=== TASK OBJECTIVE ===
Can you write out all of the material below, word for word?

(Data excerpts)
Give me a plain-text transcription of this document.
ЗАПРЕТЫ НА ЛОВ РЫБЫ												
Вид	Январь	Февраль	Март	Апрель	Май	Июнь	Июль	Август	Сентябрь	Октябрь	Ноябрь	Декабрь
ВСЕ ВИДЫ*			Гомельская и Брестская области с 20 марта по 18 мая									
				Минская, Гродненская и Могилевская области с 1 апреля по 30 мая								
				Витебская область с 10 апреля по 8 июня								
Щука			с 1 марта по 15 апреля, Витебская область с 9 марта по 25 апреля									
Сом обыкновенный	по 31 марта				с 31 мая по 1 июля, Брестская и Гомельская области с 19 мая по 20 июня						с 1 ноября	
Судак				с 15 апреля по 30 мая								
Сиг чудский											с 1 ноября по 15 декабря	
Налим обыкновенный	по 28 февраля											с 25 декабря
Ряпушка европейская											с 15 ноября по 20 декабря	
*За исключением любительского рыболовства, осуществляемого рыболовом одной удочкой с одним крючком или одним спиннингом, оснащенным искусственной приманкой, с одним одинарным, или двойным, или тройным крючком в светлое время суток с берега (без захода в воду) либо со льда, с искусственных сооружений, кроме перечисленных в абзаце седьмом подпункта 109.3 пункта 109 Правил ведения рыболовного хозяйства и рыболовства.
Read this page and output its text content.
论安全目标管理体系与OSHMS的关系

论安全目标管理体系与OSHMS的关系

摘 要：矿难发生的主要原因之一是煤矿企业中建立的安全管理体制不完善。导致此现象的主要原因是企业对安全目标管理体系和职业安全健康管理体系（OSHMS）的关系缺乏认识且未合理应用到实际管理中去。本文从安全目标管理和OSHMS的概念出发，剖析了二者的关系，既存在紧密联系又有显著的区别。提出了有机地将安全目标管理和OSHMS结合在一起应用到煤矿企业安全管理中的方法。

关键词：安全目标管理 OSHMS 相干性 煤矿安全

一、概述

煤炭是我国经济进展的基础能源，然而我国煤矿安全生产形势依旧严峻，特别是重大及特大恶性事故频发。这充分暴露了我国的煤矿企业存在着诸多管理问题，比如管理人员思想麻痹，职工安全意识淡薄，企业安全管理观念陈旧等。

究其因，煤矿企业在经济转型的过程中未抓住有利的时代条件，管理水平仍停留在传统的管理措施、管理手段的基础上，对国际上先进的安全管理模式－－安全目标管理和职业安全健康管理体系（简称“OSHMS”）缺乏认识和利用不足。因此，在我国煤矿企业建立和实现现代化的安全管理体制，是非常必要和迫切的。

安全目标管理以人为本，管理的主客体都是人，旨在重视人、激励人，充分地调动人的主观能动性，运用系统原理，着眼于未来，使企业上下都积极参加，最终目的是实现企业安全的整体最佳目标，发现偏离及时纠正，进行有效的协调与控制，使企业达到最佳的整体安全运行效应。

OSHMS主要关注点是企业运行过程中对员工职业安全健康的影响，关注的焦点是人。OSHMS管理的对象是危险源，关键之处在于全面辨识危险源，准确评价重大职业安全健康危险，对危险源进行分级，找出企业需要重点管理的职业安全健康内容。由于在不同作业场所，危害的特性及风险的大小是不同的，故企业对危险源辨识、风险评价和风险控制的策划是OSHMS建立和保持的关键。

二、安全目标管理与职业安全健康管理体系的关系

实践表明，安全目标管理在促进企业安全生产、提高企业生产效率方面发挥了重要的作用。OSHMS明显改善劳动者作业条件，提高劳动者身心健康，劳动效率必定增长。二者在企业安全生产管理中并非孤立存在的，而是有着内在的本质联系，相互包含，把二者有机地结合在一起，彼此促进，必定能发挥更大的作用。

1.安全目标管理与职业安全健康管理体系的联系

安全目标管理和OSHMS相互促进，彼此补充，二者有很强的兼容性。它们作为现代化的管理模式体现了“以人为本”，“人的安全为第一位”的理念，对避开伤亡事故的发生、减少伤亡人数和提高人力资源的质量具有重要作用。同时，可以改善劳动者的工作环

=== THE SOLUTION ===
Give me a plain-text transcription of this document.
ЗАПРЕТЫ НА ЛОВ РЫБЫ												
Вид	Январь	Февраль	Март	Апрель	Май	Июнь	Июль	Август	Сентябрь	Октябрь	Ноябрь	Декабрь
ВСЕ ВИДЫ*			Гомельская и Брестская области с 20 марта по 18 мая									
				Минская, Гродненская и Могилевская области с 1 апреля по 30 мая								
				Витебская область с 10 апреля по 8 июня								
Щука			с 1 марта по 15 апреля, Витебская область с 9 марта по 25 апреля									
Сом обыкновенный	по 31 марта				с 31 мая по 1 июля, Брестская и Гомельская области с 19 мая по 20 июня						с 1 ноября	
Судак				с 15 апреля по 30 мая								
Сиг чудский											с 1 ноября по 15 декабря	
Налим обыкновенный	по 28 февраля											с 25 декабря
Ряпушка европейская											с 15 ноября по 20 декабря	
*За исключением любительского рыболовства, осуществляемого рыболовом одной удочкой с одним крючком или одним спиннингом, оснащенным искусственной приманкой, с одним одинарным, или двойным, или тройным крючком в светлое время суток с берега (без захода в воду) либо со льда, с искусственных сооружений, кроме перечисленных в абзаце седьмом подпункта 109.3 пункта 109 Правил ведения рыболовного хозяйства и рыболовства.
Read this page and output its text content.
论安全目标管理体系与OSHMS的关系

论安全目标管理体系与OSHMS的关系

摘 要：矿难发生的主要原因之一是煤矿企业中建立的安全管理体制不完善。导致此现象的主要原因是企业对安全目标管理体系和职业安全健康管理体系（OSHMS）的关系缺乏认识且未合理应用到实际管理中去。本文从安全目标管理和OSHMS的概念出发，剖析了二者的关系，既存在紧密联系又有显著的区别。提出了有机地将安全目标管理和OSHMS结合在一起应用到煤矿企业安全管理中的方法。

关键词：安全目标管理 OSHMS 相干性 煤矿安全

一、概述

煤炭是我国经济进展的基础能源，然而我国煤矿安全生产形势依旧严峻，特别是重大及特大恶性事故频发。这充分暴露了我国的煤矿企业存在着诸多管理问题，比如管理人员思想麻痹，职工安全意识淡薄，企业安全管理观念陈旧等。

究其因，煤矿企业在经济转型的过程中未抓住有利的时代条件，管理水平仍停留在传统的管理措施、管理手段的基础上，对国际上先进的安全管理模式－－安全目标管理和职业安全健康管理体系（简称“OSHMS”）缺乏认识和利用不足。因此，在我国煤矿企业建立和实现现代化的安全管理体制，是非常必要和迫切的。

安全目标管理以人为本，管理的主客体都是人，旨在重视人、激励人，充分地调动人的主观能动性，运用系统原理，着眼于未来，使企业上下都积极参加，最终目的是实现企业安全的整体最佳目标，发现偏离及时纠正，进行有效的协调与控制，使企业达到最佳的整体安全运行效应。

OSHMS主要关注点是企业运行过程中对员工职业安全健康的影响，关注的焦点是人。OSHMS管理的对象是危险源，关键之处在于全面辨识危险源，准确评价重大职业安全健康危险，对危险源进行分级，找出企业需要重点管理的职业安全健康内容。由于在不同作业场所，危害的特性及风险的大小是不同的，故企业对危险源辨识、风险评价和风险控制的策划是OSHMS建立和保持的关键。

二、安全目标管理与职业安全健康管理体系的关系

实践表明，安全目标管理在促进企业安全生产、提高企业生产效率方面发挥了重要的作用。OSHMS明显改善劳动者作业条件，提高劳动者身心健康，劳动效率必定增长。二者在企业安全生产管理中并非孤立存在的，而是有着内在的本质联系，相互包含，把二者有机地结合在一起，彼此促进，必定能发挥更大的作用。

1.安全目标管理与职业安全健康管理体系的联系

安全目标管理和OSHMS相互促进，彼此补充，二者有很强的兼容性。它们作为现代化的管理模式体现了“以人为本”，“人的安全为第一位”的理念，对避开伤亡事故的发生、减少伤亡人数和提高人力资源的质量具有重要作用。同时，可以改善劳动者的工作环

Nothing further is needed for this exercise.